(Coordinate annotation records)
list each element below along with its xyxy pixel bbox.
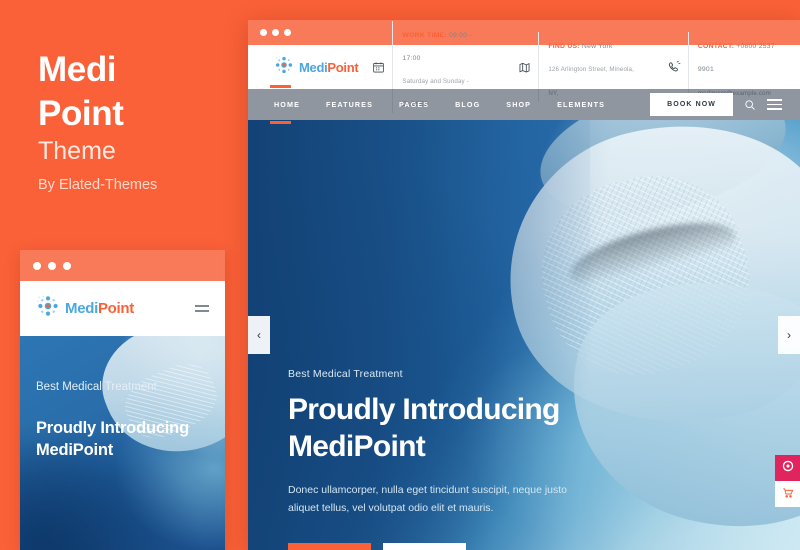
mini-browser-chrome (20, 250, 225, 281)
promo-byline: By Elated-Themes (38, 177, 158, 193)
nav-item-shop[interactable]: SHOP (493, 100, 544, 109)
slider-prev-button[interactable]: ‹ (248, 316, 270, 354)
minimize-dot[interactable] (48, 261, 56, 270)
mini-logo[interactable]: MediPoint (36, 294, 134, 323)
hero-primary-button[interactable]: READ MORE (288, 543, 371, 550)
hamburger-icon[interactable] (767, 99, 782, 110)
molecule-cross-icon (274, 55, 294, 80)
dribbble-icon (782, 459, 794, 477)
cart-icon (782, 487, 794, 502)
main-navigation: HOME FEATURES PAGES BLOG SHOP ELEMENTS B… (248, 85, 800, 124)
hero-tagline: Best Medical Treatment (288, 368, 403, 380)
close-dot[interactable] (260, 29, 267, 36)
promo-subtitle: Theme (38, 137, 116, 165)
dribbble-button[interactable] (775, 455, 800, 481)
browser-window: MediPoint WORK TIME: 09:00 - 17:00 Satur… (248, 20, 800, 550)
hamburger-icon[interactable] (195, 305, 209, 312)
mini-hero-section: Best Medical Treatment Proudly Introduci… (20, 336, 225, 550)
nav-item-pages[interactable]: PAGES (386, 100, 442, 109)
hero-description: Donec ullamcorper, nulla eget tincidunt … (288, 484, 567, 515)
hero-slider: Best Medical Treatment Proudly Introduci… (248, 120, 800, 550)
info-label: FIND US: New York (548, 43, 613, 51)
promo-title-line2: Point (38, 93, 124, 133)
mini-logo-text: MediPoint (65, 300, 134, 317)
hero-title: Proudly Introducing MediPoint (288, 393, 560, 463)
site-top-info-bar: MediPoint WORK TIME: 09:00 - 17:00 Satur… (248, 20, 800, 114)
hero-content: Best Medical Treatment Proudly Introduci… (288, 368, 618, 550)
map-icon (518, 61, 531, 74)
molecule-cross-icon (36, 294, 60, 323)
nav-right-actions: BOOK NOW (650, 93, 782, 116)
info-label: WORK TIME: 09:00 - 17:00 (402, 31, 472, 62)
promo-title-line1: Medi (38, 50, 117, 89)
search-icon[interactable] (744, 99, 756, 111)
nav-item-features[interactable]: FEATURES (313, 100, 386, 109)
hero-buttons: READ MORE READ MORE (288, 543, 618, 550)
nav-items: HOME FEATURES PAGES BLOG SHOP ELEMENTS (270, 85, 618, 124)
calendar-icon (372, 61, 385, 74)
screenshot-root: Medi Point Theme By Elated-Themes MediPo… (0, 0, 800, 550)
nav-item-blog[interactable]: BLOG (442, 100, 493, 109)
info-label: CONTACT: +0800 2537 9901 (697, 43, 775, 74)
promo-title: Medi Point (38, 48, 124, 136)
slider-next-button[interactable]: › (778, 316, 800, 354)
mini-hero-tagline: Best Medical Treatment (36, 381, 157, 393)
book-now-button[interactable]: BOOK NOW (650, 93, 733, 116)
nav-item-elements[interactable]: ELEMENTS (544, 100, 618, 109)
mini-site-header: MediPoint (20, 281, 225, 336)
maximize-dot[interactable] (63, 261, 71, 270)
hero-secondary-button[interactable]: READ MORE (383, 543, 466, 550)
maximize-dot[interactable] (284, 29, 291, 36)
floating-side-buttons (775, 455, 800, 507)
nav-item-home[interactable]: HOME (270, 85, 313, 124)
cart-button[interactable] (775, 481, 800, 507)
site-logo-text: MediPoint (299, 59, 359, 75)
phone-icon (667, 60, 681, 74)
minimize-dot[interactable] (272, 29, 279, 36)
promo-panel: Medi Point Theme By Elated-Themes MediPo… (0, 0, 248, 550)
mini-hero-title: Proudly Introducing MediPoint (36, 419, 189, 459)
close-dot[interactable] (33, 261, 41, 270)
mobile-preview-card: MediPoint Best Medical Treatment Proudly… (20, 250, 225, 550)
site-logo[interactable]: MediPoint (274, 55, 359, 80)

WHAT THE TASK REQUIRES ::
Rewrite the records above with every "hamburger-icon" renamed to "menu-icon" and everything else left unchanged. Omit the pictures from your answer.

COMPLETED EXERCISE ::
list each element below along with its xyxy pixel bbox.
mini-browser-chrome (20, 250, 225, 281)
promo-byline: By Elated-Themes (38, 177, 158, 193)
nav-item-shop[interactable]: SHOP (493, 100, 544, 109)
slider-prev-button[interactable]: ‹ (248, 316, 270, 354)
minimize-dot[interactable] (48, 261, 56, 270)
mini-logo[interactable]: MediPoint (36, 294, 134, 323)
hero-primary-button[interactable]: READ MORE (288, 543, 371, 550)
menu-icon[interactable] (767, 99, 782, 110)
molecule-cross-icon (274, 55, 294, 80)
dribbble-icon (782, 459, 794, 477)
cart-icon (782, 487, 794, 502)
main-navigation: HOME FEATURES PAGES BLOG SHOP ELEMENTS B… (248, 85, 800, 124)
hero-tagline: Best Medical Treatment (288, 368, 403, 380)
close-dot[interactable] (260, 29, 267, 36)
promo-subtitle: Theme (38, 137, 116, 165)
dribbble-button[interactable] (775, 455, 800, 481)
browser-window: MediPoint WORK TIME: 09:00 - 17:00 Satur… (248, 20, 800, 550)
menu-icon[interactable] (195, 305, 209, 312)
mini-hero-section: Best Medical Treatment Proudly Introduci… (20, 336, 225, 550)
nav-item-pages[interactable]: PAGES (386, 100, 442, 109)
hero-description: Donec ullamcorper, nulla eget tincidunt … (288, 484, 567, 515)
hero-slider: Best Medical Treatment Proudly Introduci… (248, 120, 800, 550)
info-label: FIND US: New York (548, 43, 613, 51)
promo-title-line2: Point (38, 93, 124, 133)
mini-logo-text: MediPoint (65, 300, 134, 317)
hero-title: Proudly Introducing MediPoint (288, 393, 560, 463)
site-top-info-bar: MediPoint WORK TIME: 09:00 - 17:00 Satur… (248, 20, 800, 114)
hero-content: Best Medical Treatment Proudly Introduci… (288, 368, 618, 550)
map-icon (518, 61, 531, 74)
molecule-cross-icon (36, 294, 60, 323)
nav-right-actions: BOOK NOW (650, 93, 782, 116)
info-label: WORK TIME: 09:00 - 17:00 (402, 31, 472, 62)
promo-title-line1: Medi (38, 50, 117, 89)
search-icon[interactable] (744, 99, 756, 111)
nav-item-features[interactable]: FEATURES (313, 100, 386, 109)
hero-buttons: READ MORE READ MORE (288, 543, 618, 550)
nav-items: HOME FEATURES PAGES BLOG SHOP ELEMENTS (270, 85, 618, 124)
calendar-icon (372, 61, 385, 74)
screenshot-root: Medi Point Theme By Elated-Themes MediPo… (0, 0, 800, 550)
nav-item-blog[interactable]: BLOG (442, 100, 493, 109)
info-label: CONTACT: +0800 2537 9901 (697, 43, 775, 74)
promo-title: Medi Point (38, 48, 124, 136)
slider-next-button[interactable]: › (778, 316, 800, 354)
mini-hero-tagline: Best Medical Treatment (36, 381, 157, 393)
book-now-button[interactable]: BOOK NOW (650, 93, 733, 116)
nav-item-elements[interactable]: ELEMENTS (544, 100, 618, 109)
mini-site-header: MediPoint (20, 281, 225, 336)
maximize-dot[interactable] (63, 261, 71, 270)
hero-secondary-button[interactable]: READ MORE (383, 543, 466, 550)
maximize-dot[interactable] (284, 29, 291, 36)
floating-side-buttons (775, 455, 800, 507)
nav-item-home[interactable]: HOME (270, 85, 313, 124)
cart-button[interactable] (775, 481, 800, 507)
site-logo-text: MediPoint (299, 59, 359, 75)
phone-icon (667, 60, 681, 74)
minimize-dot[interactable] (272, 29, 279, 36)
promo-panel: Medi Point Theme By Elated-Themes MediPo… (0, 0, 248, 550)
mini-hero-title: Proudly Introducing MediPoint (36, 419, 189, 459)
close-dot[interactable] (33, 261, 41, 270)
mobile-preview-card: MediPoint Best Medical Treatment Proudly… (20, 250, 225, 550)
site-logo[interactable]: MediPoint (274, 55, 359, 80)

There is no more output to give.